Find every line in the records that holds the string "this". Copy each one.

____________

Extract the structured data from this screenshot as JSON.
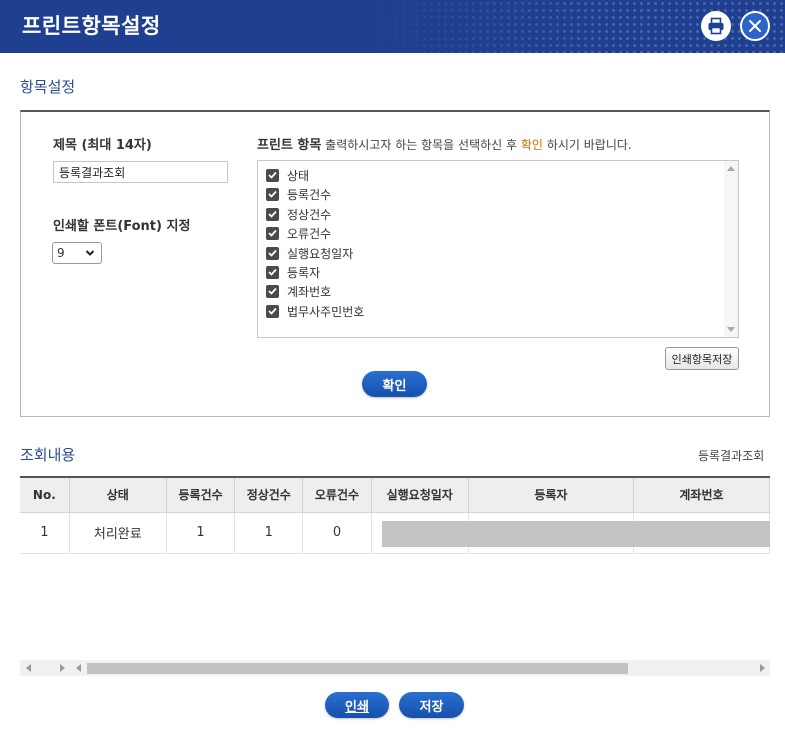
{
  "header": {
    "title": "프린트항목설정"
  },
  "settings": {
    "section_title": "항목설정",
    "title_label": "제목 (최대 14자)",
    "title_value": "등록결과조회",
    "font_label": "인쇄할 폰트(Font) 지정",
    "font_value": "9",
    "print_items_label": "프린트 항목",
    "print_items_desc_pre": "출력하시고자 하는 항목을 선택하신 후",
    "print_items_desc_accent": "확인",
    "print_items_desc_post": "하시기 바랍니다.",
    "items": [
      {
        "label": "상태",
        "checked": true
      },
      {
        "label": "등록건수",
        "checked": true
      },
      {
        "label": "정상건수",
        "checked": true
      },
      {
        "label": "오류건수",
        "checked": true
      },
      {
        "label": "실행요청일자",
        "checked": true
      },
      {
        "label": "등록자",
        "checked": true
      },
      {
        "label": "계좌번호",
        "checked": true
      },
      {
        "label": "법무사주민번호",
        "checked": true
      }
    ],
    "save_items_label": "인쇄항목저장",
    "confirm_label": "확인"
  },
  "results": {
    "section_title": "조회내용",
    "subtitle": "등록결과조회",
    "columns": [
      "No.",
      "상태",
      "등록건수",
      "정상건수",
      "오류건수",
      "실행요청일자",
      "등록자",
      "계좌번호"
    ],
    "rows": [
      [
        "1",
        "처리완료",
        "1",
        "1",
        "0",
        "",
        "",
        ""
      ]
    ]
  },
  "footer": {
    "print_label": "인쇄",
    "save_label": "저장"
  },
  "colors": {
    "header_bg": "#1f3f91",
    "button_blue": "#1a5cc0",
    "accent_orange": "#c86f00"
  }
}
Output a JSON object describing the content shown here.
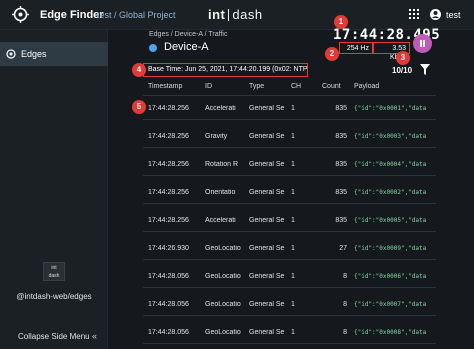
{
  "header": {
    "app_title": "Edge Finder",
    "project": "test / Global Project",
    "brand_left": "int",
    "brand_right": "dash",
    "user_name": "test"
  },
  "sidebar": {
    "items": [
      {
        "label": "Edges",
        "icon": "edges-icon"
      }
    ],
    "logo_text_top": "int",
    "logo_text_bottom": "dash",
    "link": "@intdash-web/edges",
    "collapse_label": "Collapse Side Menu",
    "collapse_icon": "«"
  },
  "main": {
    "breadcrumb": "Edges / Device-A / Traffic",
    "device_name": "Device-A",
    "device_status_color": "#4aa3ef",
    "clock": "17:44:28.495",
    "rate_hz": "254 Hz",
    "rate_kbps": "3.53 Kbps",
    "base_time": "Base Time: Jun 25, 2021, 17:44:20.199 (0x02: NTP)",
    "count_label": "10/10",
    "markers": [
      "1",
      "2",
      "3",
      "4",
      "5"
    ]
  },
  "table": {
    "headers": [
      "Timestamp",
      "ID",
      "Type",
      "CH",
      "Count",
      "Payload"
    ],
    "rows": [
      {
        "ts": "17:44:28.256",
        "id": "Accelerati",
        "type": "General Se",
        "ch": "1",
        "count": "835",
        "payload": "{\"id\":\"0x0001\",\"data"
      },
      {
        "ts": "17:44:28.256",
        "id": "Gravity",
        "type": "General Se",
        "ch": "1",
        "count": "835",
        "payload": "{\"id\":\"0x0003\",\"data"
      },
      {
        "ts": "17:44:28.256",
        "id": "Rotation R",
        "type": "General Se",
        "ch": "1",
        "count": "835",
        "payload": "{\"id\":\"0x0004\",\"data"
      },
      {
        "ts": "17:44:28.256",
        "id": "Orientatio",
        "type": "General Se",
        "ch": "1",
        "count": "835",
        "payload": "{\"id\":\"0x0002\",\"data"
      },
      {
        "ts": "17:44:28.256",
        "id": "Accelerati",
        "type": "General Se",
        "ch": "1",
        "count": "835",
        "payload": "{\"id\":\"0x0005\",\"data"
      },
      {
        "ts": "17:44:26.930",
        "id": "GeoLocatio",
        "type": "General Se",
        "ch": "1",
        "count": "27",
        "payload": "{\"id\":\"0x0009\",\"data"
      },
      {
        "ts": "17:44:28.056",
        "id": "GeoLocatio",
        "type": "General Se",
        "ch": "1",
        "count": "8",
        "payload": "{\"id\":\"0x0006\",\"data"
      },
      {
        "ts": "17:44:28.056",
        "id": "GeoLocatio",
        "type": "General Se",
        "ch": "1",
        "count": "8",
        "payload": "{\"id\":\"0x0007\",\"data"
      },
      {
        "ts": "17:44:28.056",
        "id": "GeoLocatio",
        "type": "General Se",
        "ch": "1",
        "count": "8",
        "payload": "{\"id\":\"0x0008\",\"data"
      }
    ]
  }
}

____________

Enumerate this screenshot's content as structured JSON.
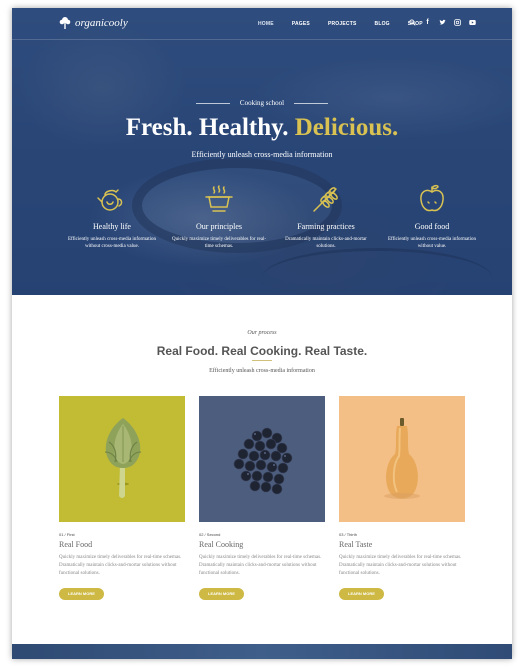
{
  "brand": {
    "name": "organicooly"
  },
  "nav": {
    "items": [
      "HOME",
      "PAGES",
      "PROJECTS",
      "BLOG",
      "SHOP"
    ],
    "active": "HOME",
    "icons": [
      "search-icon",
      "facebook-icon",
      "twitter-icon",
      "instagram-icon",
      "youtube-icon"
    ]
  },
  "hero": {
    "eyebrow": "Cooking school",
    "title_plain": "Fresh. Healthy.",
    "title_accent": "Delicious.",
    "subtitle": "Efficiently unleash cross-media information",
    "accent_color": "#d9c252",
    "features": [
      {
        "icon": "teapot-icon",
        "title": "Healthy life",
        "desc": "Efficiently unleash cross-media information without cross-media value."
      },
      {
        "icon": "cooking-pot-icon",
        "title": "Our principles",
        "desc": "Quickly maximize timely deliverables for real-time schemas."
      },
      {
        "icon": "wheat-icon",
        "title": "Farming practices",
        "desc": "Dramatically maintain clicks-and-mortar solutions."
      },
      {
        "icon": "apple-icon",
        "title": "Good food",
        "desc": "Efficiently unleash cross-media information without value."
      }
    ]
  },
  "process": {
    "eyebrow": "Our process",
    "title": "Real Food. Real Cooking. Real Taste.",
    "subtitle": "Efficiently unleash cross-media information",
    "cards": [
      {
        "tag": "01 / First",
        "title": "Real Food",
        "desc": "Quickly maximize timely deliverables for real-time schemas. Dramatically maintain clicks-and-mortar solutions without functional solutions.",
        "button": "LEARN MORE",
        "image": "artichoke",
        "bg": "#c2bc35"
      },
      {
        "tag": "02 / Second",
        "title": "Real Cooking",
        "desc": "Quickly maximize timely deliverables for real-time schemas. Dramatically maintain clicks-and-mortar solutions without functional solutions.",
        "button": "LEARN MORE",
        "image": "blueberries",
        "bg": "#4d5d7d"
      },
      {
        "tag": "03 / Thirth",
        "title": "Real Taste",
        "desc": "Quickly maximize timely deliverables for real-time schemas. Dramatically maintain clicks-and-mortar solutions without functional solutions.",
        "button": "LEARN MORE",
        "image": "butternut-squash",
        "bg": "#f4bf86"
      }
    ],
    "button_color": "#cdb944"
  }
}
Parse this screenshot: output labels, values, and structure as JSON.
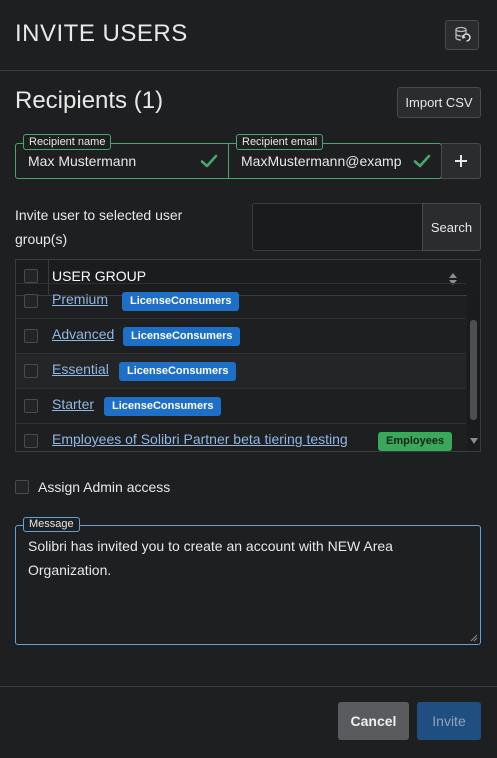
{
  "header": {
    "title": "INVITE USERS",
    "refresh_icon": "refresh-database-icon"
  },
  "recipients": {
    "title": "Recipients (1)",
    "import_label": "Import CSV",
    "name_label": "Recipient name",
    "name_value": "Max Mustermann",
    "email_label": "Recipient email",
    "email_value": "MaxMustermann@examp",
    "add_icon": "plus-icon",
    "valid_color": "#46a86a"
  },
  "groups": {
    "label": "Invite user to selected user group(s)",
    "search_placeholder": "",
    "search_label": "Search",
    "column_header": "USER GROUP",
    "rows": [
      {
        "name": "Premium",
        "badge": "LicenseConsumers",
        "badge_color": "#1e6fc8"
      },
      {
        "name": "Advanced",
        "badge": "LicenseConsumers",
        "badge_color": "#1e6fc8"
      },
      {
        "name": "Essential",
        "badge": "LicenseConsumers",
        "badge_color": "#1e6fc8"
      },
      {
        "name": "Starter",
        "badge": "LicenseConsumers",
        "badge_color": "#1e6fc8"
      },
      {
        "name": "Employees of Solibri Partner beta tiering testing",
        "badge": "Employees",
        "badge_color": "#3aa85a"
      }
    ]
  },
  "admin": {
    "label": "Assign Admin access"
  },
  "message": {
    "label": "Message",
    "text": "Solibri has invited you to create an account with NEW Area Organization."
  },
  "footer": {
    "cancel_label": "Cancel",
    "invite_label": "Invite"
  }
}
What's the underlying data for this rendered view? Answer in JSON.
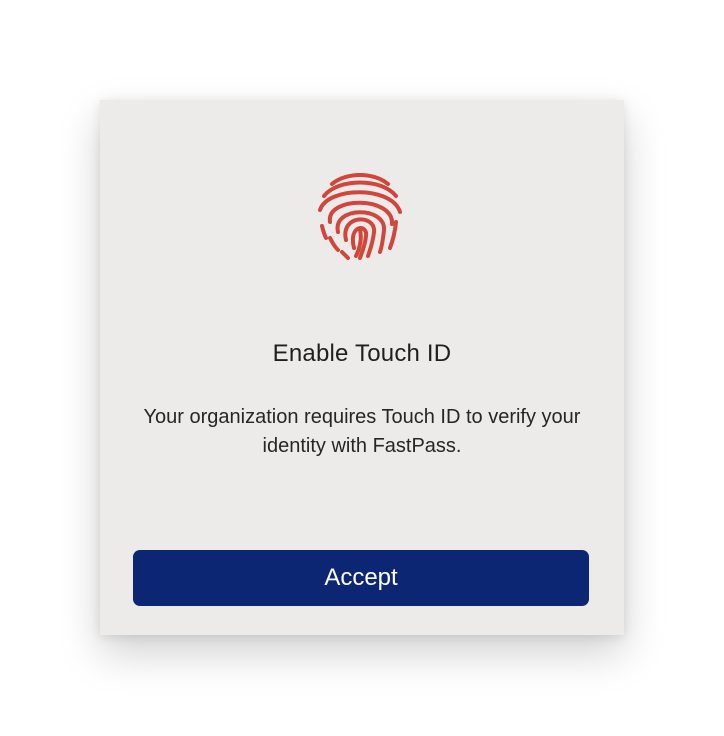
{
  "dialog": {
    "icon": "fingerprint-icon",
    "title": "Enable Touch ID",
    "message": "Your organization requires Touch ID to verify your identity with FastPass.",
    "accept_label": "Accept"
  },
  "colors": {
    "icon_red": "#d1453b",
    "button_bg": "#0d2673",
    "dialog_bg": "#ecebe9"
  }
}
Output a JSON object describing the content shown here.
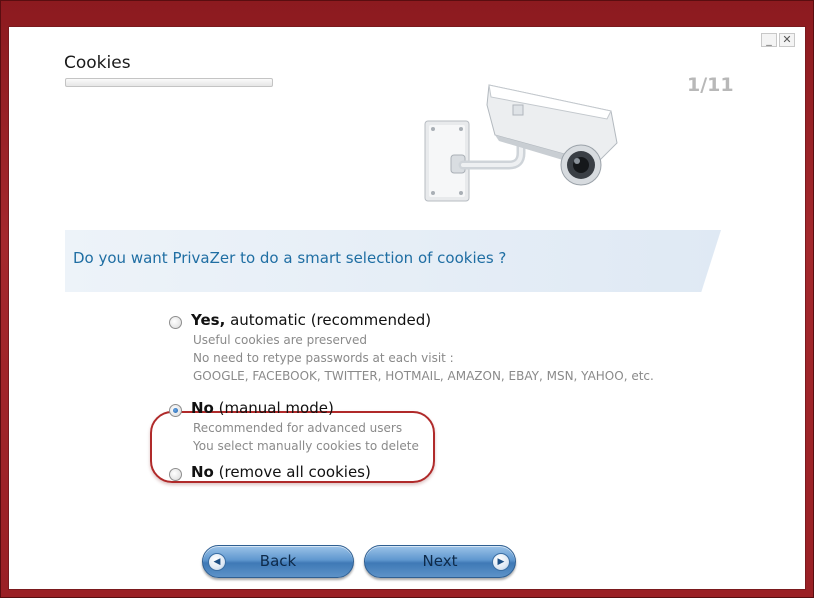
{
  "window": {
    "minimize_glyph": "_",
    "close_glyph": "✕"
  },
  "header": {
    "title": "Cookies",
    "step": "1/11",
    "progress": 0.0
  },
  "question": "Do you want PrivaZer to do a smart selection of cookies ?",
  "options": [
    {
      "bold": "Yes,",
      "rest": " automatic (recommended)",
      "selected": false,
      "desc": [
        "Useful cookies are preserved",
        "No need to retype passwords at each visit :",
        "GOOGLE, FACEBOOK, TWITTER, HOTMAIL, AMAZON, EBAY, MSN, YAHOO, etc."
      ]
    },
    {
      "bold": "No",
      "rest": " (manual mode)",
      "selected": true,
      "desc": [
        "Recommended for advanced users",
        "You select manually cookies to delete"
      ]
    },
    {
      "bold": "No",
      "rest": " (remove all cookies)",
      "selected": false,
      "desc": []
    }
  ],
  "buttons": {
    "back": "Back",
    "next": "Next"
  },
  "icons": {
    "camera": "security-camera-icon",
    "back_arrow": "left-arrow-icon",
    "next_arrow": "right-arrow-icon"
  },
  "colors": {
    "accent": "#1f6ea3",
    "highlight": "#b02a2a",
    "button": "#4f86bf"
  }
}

____________

■ **RESPONSE**:
Extract the structured data from this screenshot as JSON.
Enumerate this screenshot's content as structured JSON.
Parse this screenshot: output labels, values, and structure as JSON.
What's the underlying data for this rendered view? Answer in JSON.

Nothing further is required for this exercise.